» **Given exercise**: Sort through the data and copy the lines holding the word "площадь".

═════ Supplied data

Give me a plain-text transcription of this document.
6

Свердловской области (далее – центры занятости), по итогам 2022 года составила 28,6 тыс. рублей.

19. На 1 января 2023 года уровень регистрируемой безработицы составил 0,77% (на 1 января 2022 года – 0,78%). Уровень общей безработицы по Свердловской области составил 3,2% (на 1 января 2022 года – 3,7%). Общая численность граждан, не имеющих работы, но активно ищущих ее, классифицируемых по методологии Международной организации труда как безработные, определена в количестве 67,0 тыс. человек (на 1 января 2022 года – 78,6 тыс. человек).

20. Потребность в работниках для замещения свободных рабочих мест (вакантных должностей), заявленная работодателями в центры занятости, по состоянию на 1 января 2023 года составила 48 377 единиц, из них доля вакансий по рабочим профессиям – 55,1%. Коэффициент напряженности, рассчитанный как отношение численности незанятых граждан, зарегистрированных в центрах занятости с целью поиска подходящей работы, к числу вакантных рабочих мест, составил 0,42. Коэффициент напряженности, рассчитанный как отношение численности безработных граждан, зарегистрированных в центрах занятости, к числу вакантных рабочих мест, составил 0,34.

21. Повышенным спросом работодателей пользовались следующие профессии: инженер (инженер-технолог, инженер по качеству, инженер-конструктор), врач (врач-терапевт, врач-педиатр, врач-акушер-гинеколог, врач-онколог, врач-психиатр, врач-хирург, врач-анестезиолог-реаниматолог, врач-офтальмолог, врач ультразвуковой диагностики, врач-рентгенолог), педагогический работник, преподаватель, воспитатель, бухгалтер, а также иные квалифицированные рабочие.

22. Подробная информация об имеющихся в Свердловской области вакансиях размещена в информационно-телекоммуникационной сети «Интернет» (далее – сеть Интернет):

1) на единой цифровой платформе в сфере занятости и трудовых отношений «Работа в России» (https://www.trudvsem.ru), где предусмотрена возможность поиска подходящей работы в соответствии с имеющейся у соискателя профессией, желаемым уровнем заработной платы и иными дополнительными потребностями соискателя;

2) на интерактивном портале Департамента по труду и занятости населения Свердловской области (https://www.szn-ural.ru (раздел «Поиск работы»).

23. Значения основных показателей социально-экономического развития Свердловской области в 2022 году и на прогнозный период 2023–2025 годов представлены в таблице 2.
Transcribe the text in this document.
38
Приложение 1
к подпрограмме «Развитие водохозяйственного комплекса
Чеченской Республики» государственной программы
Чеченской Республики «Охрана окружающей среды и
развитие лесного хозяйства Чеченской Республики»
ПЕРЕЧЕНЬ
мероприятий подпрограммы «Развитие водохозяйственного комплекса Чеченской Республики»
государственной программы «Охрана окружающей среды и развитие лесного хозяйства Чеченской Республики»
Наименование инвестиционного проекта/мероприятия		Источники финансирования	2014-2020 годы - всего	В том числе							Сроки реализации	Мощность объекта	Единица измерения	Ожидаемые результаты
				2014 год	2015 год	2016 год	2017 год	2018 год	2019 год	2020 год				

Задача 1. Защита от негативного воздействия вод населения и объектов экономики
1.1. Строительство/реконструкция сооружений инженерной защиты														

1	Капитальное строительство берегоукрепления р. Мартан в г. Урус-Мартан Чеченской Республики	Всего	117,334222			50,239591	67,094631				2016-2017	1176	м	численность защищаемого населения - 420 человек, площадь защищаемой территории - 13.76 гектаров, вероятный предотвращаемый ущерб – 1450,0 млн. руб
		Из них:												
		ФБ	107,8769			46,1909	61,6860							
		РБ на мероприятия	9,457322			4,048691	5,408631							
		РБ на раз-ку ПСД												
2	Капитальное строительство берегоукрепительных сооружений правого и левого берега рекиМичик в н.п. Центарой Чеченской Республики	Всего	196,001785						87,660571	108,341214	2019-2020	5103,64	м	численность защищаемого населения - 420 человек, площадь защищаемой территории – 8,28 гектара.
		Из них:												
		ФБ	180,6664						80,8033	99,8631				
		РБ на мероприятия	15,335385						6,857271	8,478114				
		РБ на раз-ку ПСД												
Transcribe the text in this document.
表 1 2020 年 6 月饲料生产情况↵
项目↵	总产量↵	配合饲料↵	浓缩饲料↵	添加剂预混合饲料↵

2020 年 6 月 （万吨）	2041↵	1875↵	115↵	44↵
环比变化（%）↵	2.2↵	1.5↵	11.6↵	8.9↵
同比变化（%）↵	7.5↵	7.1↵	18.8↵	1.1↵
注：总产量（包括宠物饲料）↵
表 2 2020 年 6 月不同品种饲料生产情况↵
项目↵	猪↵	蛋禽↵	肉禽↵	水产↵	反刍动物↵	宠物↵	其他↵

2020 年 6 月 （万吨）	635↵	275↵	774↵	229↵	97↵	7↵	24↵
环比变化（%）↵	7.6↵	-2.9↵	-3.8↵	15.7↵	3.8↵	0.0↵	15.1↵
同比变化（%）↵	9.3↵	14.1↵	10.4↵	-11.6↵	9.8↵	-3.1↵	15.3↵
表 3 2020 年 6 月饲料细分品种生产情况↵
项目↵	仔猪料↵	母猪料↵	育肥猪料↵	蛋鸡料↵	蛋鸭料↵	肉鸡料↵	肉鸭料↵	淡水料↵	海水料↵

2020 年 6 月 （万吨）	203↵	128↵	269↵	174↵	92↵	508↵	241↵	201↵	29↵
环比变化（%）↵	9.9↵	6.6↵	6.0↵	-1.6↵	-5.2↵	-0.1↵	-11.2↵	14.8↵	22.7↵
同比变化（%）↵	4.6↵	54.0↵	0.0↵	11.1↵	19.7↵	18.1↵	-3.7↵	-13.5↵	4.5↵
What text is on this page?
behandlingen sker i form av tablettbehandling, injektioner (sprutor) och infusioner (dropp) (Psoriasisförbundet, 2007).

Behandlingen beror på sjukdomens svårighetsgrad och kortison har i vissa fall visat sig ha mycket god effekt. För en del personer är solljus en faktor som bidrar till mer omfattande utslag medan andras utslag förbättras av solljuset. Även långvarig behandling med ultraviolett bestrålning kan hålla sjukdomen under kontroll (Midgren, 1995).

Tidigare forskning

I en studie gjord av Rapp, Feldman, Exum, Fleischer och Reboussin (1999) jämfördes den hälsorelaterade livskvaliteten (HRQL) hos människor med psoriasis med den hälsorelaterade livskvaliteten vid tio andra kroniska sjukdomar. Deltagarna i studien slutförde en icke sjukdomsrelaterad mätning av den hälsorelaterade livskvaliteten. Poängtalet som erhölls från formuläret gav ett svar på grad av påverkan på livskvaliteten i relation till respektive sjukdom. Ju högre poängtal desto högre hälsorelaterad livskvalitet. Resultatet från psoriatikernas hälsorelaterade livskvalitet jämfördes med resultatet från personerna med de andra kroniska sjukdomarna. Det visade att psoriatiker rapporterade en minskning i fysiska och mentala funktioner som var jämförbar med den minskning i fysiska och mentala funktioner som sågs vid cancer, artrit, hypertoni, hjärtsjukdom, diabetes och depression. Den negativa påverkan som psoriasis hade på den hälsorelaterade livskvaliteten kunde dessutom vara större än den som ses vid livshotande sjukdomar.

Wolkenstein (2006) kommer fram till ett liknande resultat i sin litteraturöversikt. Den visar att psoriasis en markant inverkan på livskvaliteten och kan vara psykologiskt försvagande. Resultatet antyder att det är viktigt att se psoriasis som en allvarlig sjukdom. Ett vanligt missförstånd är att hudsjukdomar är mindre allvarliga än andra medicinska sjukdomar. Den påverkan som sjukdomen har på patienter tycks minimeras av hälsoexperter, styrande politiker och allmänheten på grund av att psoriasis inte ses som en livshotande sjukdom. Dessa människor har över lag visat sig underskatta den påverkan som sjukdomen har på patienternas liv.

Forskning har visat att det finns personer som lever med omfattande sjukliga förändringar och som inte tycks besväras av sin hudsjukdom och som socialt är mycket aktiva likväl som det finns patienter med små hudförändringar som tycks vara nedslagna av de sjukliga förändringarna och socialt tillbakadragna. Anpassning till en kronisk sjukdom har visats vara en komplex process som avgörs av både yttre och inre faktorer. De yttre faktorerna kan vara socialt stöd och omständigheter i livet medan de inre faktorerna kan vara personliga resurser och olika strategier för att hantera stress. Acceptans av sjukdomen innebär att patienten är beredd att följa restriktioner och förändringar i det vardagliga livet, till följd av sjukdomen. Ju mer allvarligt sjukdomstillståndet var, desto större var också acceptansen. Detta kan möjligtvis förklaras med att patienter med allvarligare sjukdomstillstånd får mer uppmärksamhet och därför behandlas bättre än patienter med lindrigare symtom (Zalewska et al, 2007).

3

══════════

» **Result below**:
1	Капитальное строительство берегоукрепления р. Мартан в г. Урус-Мартан Чеченской Республики	Всего	117,334222			50,239591	67,094631				2016-2017	1176	м	численность защищаемого населения - 420 человек, площадь защищаемой территории - 13.76 гектаров, вероятный предотвращаемый ущерб – 1450,0 млн. руб
2	Капитальное строительство берегоукрепительных сооружений правого и левого берега рекиМичик в н.п. Центарой Чеченской Республики	Всего	196,001785						87,660571	108,341214	2019-2020	5103,64	м	численность защищаемого населения - 420 человек, площадь защищаемой территории – 8,28 гектара.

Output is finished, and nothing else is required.